(Records excerpted from a collection)
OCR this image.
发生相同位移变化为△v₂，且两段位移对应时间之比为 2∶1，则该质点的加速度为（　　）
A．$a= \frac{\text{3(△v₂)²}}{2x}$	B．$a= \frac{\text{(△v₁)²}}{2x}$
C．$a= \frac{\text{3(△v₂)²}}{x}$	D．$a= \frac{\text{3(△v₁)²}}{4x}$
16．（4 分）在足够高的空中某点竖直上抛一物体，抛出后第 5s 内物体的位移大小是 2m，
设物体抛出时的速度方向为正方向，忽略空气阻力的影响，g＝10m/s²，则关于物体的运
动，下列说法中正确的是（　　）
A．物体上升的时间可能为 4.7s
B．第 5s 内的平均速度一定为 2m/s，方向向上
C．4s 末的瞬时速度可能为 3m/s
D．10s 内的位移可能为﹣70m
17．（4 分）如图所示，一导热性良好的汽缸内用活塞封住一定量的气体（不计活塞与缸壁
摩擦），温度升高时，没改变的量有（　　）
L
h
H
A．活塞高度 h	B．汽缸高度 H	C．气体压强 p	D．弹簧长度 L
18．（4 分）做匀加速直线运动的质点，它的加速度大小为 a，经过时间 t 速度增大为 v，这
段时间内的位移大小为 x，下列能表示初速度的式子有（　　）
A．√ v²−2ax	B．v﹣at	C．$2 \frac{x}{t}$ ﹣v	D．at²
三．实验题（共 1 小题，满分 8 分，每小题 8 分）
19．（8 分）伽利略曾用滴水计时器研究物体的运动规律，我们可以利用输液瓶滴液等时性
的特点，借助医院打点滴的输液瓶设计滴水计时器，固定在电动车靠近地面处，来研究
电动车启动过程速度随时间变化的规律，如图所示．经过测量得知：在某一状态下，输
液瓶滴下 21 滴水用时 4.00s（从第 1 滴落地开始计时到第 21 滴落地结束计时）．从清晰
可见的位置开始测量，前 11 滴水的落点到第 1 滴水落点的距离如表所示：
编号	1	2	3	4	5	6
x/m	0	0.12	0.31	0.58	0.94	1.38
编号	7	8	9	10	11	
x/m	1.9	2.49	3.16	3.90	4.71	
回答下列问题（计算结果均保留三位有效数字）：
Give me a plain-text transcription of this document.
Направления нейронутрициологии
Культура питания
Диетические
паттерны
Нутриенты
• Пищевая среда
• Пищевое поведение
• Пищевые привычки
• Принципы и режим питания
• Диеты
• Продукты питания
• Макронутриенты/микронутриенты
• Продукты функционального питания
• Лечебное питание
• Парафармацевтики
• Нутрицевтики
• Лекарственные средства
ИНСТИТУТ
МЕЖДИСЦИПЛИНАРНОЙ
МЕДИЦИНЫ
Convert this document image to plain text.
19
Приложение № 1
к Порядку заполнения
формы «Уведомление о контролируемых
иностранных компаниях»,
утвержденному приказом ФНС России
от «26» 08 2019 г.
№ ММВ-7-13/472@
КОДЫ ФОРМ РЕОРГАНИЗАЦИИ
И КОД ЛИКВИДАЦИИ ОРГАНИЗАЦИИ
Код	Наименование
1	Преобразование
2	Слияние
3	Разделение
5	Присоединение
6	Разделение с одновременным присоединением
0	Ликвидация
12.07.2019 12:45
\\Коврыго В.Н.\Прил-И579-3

Written exercise = Every line above should be printed again exactly as it stands.

The reply =
OCR this image.
发生相同位移变化为△v₂，且两段位移对应时间之比为 2∶1，则该质点的加速度为（　　）
A．$a= \frac{\text{3(△v₂)²}}{2x}$	B．$a= \frac{\text{(△v₁)²}}{2x}$
C．$a= \frac{\text{3(△v₂)²}}{x}$	D．$a= \frac{\text{3(△v₁)²}}{4x}$
16．（4 分）在足够高的空中某点竖直上抛一物体，抛出后第 5s 内物体的位移大小是 2m，
设物体抛出时的速度方向为正方向，忽略空气阻力的影响，g＝10m/s²，则关于物体的运
动，下列说法中正确的是（　　）
A．物体上升的时间可能为 4.7s
B．第 5s 内的平均速度一定为 2m/s，方向向上
C．4s 末的瞬时速度可能为 3m/s
D．10s 内的位移可能为﹣70m
17．（4 分）如图所示，一导热性良好的汽缸内用活塞封住一定量的气体（不计活塞与缸壁
摩擦），温度升高时，没改变的量有（　　）
L
h
H
A．活塞高度 h	B．汽缸高度 H	C．气体压强 p	D．弹簧长度 L
18．（4 分）做匀加速直线运动的质点，它的加速度大小为 a，经过时间 t 速度增大为 v，这
段时间内的位移大小为 x，下列能表示初速度的式子有（　　）
A．√ v²−2ax	B．v﹣at	C．$2 \frac{x}{t}$ ﹣v	D．at²
三．实验题（共 1 小题，满分 8 分，每小题 8 分）
19．（8 分）伽利略曾用滴水计时器研究物体的运动规律，我们可以利用输液瓶滴液等时性
的特点，借助医院打点滴的输液瓶设计滴水计时器，固定在电动车靠近地面处，来研究
电动车启动过程速度随时间变化的规律，如图所示．经过测量得知：在某一状态下，输
液瓶滴下 21 滴水用时 4.00s（从第 1 滴落地开始计时到第 21 滴落地结束计时）．从清晰
可见的位置开始测量，前 11 滴水的落点到第 1 滴水落点的距离如表所示：
编号	1	2	3	4	5	6
x/m	0	0.12	0.31	0.58	0.94	1.38
编号	7	8	9	10	11	
x/m	1.9	2.49	3.16	3.90	4.71	
回答下列问题（计算结果均保留三位有效数字）：
Give me a plain-text transcription of this document.
Направления нейронутрициологии
Культура питания
Диетические
паттерны
Нутриенты
• Пищевая среда
• Пищевое поведение
• Пищевые привычки
• Принципы и режим питания
• Диеты
• Продукты питания
• Макронутриенты/микронутриенты
• Продукты функционального питания
• Лечебное питание
• Парафармацевтики
• Нутрицевтики
• Лекарственные средства
ИНСТИТУТ
МЕЖДИСЦИПЛИНАРНОЙ
МЕДИЦИНЫ
Convert this document image to plain text.
19
Приложение № 1
к Порядку заполнения
формы «Уведомление о контролируемых
иностранных компаниях»,
утвержденному приказом ФНС России
от «26» 08 2019 г.
№ ММВ-7-13/472@
КОДЫ ФОРМ РЕОРГАНИЗАЦИИ
И КОД ЛИКВИДАЦИИ ОРГАНИЗАЦИИ
Код	Наименование
1	Преобразование
2	Слияние
3	Разделение
5	Присоединение
6	Разделение с одновременным присоединением
0	Ликвидация
12.07.2019 12:45
\\Коврыго В.Н.\Прил-И579-3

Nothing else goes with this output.